>>>>>

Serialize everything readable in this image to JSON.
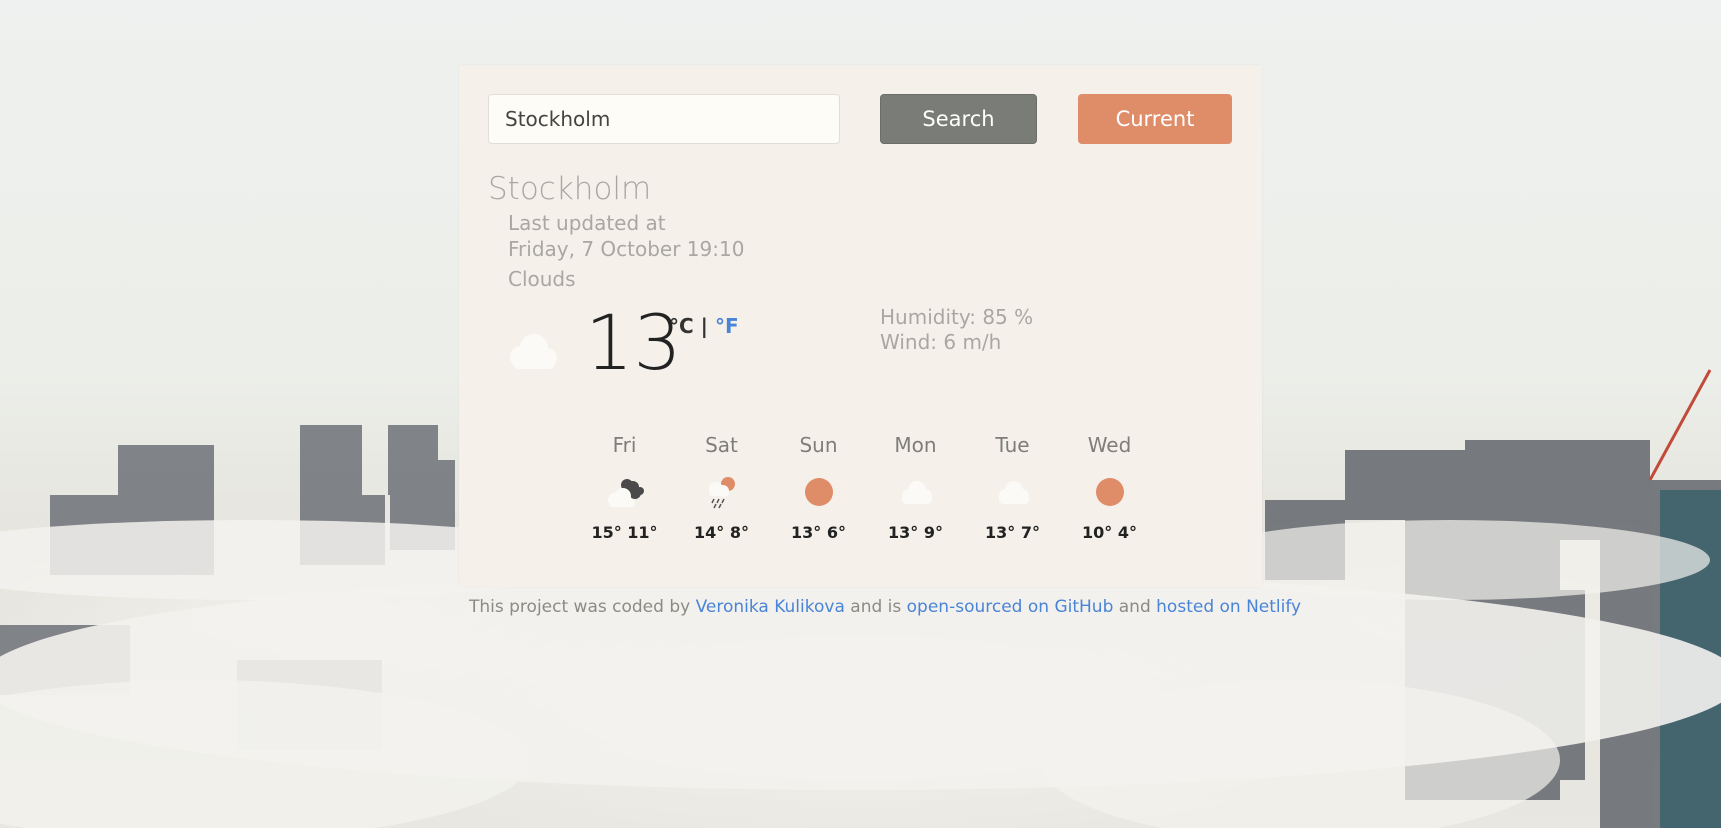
{
  "colors": {
    "accent": "#df8c68",
    "search_button": "#7a7c77",
    "link": "#4a84d6",
    "card": "#f5f1ea"
  },
  "search": {
    "value": "Stockholm",
    "button_label": "Search",
    "current_label": "Current"
  },
  "weather": {
    "city": "Stockholm",
    "updated_label": "Last updated at",
    "updated_time": "Friday, 7 October 19:10",
    "description": "Clouds",
    "icon": "cloud-icon",
    "temperature": "13",
    "unit_c": "°C",
    "unit_sep": "|",
    "unit_f": "°F",
    "humidity": "Humidity: 85 %",
    "wind": "Wind: 6 m/h"
  },
  "forecast": [
    {
      "day": "Fri",
      "temps": "15° 11°",
      "icon": "broken-clouds-icon"
    },
    {
      "day": "Sat",
      "temps": "14° 8°",
      "icon": "rain-sun-icon"
    },
    {
      "day": "Sun",
      "temps": "13° 6°",
      "icon": "sun-icon"
    },
    {
      "day": "Mon",
      "temps": "13° 9°",
      "icon": "cloud-icon"
    },
    {
      "day": "Tue",
      "temps": "13° 7°",
      "icon": "cloud-icon"
    },
    {
      "day": "Wed",
      "temps": "10° 4°",
      "icon": "sun-icon"
    }
  ],
  "footer": {
    "text1": "This project was coded by ",
    "author": "Veronika Kulikova",
    "text2": " and is ",
    "repo": "open-sourced on GitHub",
    "text3": " and ",
    "host": "hosted on Netlify"
  }
}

<<<<<

* [The request]: Check each line of the entries above, and show every one holding the word "icon".

* [Correct result]:
    "icon": "cloud-icon",
      "icon": "broken-clouds-icon"
      "icon": "rain-sun-icon"
      "icon": "sun-icon"
      "icon": "cloud-icon"
      "icon": "cloud-icon"
      "icon": "sun-icon"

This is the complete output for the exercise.